> 本文抜粋
↓↓↓
破産申請によると、Celsiusの債権者は10万人強に上る。特に、Pharos USDというファンドからは無担保で約8100万ドル(111億円)を借り入れており、最大の債務者となっている。その他、仮想通貨トレーディング企業Alameda Research、B2C2の名前も挙がっている。
Celsiusはリリースで「手元資金は1億6700万ドルあり、再建プロセスを進行する上で十分な流動性を提供できる」として、以下のように述べている。
事業を安定させ、ステークホルダーの価値を最大化する再建取引を完遂する機会を提供する。
顧客資産の出金については現段階で検討されていない。連邦破産法第11条の手続きに基づいて進められるという。
仮想通貨市場では、大手ファンドの債務不履行に端を発する連鎖倒産が相次いでいる。1日にシンガポールのヘッジファンドThree Arrows capital(3AC)が米国で破産申請を出した。3ACに約900億円(6.5億ドル)相当を貸していたVoyager Digitalも、5日に破産申請を提出。
↑↑↑
> 確認用データ
↓↓↓
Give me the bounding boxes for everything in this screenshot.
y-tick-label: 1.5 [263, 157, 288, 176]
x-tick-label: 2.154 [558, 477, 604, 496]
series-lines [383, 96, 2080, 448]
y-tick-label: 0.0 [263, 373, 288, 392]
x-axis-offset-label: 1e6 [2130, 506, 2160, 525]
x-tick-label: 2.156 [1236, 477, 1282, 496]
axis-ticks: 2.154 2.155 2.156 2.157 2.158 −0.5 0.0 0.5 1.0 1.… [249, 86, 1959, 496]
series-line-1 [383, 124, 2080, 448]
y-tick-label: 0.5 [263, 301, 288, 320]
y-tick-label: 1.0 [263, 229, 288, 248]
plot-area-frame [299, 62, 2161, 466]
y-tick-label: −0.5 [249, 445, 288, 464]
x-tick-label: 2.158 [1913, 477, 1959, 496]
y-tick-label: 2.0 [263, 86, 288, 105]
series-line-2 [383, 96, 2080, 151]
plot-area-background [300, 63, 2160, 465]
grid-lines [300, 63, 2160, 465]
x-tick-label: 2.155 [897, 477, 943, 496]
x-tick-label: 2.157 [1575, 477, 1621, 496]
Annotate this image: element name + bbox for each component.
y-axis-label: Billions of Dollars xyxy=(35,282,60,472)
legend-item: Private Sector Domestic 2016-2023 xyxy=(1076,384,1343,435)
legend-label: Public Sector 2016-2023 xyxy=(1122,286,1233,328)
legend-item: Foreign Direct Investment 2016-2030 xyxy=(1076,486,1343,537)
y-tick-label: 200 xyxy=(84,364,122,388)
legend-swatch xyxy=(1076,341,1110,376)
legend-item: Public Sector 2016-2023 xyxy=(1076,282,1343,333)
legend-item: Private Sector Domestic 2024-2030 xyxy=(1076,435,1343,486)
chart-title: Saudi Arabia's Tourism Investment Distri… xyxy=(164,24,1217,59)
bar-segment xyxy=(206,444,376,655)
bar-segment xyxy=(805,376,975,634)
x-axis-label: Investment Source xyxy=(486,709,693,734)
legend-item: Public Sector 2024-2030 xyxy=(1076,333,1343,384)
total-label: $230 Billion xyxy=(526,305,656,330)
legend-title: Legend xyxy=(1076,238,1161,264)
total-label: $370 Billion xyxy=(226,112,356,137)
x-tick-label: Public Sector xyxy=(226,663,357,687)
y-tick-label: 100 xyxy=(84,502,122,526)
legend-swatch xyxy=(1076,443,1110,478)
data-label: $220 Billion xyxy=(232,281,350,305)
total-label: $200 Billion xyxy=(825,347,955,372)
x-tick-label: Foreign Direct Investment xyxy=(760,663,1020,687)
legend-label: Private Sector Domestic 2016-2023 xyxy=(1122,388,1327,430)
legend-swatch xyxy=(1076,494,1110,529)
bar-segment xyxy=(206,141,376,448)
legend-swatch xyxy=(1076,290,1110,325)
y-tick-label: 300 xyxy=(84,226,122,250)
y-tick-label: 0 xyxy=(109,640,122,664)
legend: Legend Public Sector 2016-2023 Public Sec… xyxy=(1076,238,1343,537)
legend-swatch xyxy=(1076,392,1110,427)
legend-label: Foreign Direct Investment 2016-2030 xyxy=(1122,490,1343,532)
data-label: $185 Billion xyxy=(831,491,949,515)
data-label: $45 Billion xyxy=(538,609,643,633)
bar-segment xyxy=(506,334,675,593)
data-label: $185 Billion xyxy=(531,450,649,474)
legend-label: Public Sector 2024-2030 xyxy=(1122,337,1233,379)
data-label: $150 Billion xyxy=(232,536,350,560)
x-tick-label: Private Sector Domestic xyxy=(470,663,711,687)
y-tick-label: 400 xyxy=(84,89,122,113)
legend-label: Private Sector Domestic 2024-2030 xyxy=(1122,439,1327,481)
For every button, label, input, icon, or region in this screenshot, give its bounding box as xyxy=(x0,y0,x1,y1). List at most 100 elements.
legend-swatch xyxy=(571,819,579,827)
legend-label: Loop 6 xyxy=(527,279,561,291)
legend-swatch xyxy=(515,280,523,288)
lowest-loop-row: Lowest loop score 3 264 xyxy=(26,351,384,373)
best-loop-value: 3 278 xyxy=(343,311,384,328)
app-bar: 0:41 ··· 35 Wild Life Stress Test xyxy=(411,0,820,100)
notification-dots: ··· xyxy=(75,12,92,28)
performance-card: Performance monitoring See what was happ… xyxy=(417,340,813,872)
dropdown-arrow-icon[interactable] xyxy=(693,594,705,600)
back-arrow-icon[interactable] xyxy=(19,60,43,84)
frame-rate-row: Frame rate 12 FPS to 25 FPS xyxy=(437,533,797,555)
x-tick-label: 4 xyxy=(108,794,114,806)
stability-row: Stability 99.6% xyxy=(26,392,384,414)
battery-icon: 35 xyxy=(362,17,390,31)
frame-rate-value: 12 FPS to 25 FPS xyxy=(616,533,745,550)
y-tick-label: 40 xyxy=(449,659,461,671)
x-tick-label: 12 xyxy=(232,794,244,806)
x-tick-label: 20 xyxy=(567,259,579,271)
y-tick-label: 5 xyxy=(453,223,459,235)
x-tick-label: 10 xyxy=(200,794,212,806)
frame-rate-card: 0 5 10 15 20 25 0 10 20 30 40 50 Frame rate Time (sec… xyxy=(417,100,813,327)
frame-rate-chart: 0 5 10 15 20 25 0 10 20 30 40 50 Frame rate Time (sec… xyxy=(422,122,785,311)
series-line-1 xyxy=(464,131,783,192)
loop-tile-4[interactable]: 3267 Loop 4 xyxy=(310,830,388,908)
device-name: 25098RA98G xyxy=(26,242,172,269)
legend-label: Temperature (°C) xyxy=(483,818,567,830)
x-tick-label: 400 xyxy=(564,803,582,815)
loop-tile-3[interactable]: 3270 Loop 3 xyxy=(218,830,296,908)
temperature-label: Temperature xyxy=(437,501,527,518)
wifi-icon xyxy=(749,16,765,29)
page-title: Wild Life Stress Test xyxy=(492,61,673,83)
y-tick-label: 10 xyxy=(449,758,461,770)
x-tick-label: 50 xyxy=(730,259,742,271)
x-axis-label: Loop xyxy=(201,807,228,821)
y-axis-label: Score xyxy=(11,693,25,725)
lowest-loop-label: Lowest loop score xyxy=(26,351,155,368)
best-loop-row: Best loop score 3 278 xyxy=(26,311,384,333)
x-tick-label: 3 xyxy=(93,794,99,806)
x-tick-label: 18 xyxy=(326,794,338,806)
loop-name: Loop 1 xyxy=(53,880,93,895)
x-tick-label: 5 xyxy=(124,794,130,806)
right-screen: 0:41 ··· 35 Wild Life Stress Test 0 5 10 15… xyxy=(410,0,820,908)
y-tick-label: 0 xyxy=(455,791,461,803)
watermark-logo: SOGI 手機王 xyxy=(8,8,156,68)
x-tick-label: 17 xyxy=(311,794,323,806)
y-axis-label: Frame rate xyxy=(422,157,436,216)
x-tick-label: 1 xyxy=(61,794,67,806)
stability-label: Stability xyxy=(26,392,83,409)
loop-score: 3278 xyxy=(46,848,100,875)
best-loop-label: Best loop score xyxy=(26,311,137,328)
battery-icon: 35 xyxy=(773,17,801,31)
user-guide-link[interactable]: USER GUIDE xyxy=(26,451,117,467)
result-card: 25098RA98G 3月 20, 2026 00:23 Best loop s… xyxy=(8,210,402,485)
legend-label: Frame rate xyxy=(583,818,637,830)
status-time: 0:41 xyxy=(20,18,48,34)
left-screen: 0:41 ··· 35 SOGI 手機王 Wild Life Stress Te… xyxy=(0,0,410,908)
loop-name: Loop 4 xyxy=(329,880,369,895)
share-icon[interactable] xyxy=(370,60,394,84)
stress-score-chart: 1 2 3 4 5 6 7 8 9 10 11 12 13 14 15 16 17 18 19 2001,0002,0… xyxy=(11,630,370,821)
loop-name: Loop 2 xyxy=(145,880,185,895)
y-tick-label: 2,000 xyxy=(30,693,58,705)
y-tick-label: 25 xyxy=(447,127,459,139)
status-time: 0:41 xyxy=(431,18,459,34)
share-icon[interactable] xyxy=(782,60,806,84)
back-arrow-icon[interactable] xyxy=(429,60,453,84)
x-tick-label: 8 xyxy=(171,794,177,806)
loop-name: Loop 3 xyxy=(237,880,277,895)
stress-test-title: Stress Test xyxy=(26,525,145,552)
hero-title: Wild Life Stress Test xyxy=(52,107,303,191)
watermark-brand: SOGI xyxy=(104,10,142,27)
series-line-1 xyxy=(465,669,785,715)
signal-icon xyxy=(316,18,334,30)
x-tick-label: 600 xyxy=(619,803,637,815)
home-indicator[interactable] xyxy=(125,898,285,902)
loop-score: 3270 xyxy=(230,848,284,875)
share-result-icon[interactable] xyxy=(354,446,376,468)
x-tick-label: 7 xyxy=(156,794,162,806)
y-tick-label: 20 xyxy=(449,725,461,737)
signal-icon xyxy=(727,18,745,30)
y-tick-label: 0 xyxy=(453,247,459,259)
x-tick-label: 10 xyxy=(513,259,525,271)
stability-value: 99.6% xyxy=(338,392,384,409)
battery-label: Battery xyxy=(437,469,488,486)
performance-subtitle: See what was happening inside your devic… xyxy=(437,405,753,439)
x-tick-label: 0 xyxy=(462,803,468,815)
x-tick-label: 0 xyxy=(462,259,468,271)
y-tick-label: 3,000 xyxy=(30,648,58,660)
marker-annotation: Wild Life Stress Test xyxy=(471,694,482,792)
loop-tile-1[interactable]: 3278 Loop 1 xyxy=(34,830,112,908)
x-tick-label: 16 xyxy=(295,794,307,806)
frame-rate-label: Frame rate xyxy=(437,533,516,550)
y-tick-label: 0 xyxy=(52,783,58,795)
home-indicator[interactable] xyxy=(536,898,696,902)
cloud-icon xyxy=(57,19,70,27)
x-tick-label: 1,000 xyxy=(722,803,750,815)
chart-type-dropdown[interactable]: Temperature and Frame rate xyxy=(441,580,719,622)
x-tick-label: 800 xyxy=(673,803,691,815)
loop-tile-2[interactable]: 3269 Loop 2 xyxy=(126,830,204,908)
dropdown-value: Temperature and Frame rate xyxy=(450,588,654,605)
↑↑↑
> 課題一覧
1. Celsiusの破産を扱った本文を読み、次の問いに答えなさい。
(a) 破産申請によると、Celsiusの債権者は何人強に上るか。
(b) Celsiusがリリースで示した手元資金はいくらか。
(c) Three Arrows capital(3AC)はどこの国のヘッジファンドか。
2. Celsiusの破産を扱った本文から、「Celsiusはリリースで「」から「に基づいて進められるという。」までの部分を一字一句変えずに抜き出しなさい。

> 解答
1.
(a) 10万人強
(b) 1億6700万ドル
(c) シンガポール

2.
Celsiusはリリースで「手元資金は1億6700万ドルあり、再建プロセスを進行する上で十分な流動性を提供できる」として、以下のように述べている。
事業を安定させ、ステークホルダーの価値を最大化する再建取引を完遂する機会を提供する。
顧客資産の出金については現段階で検討されていない。連邦破産法第11条の手続きに基づいて進められるという。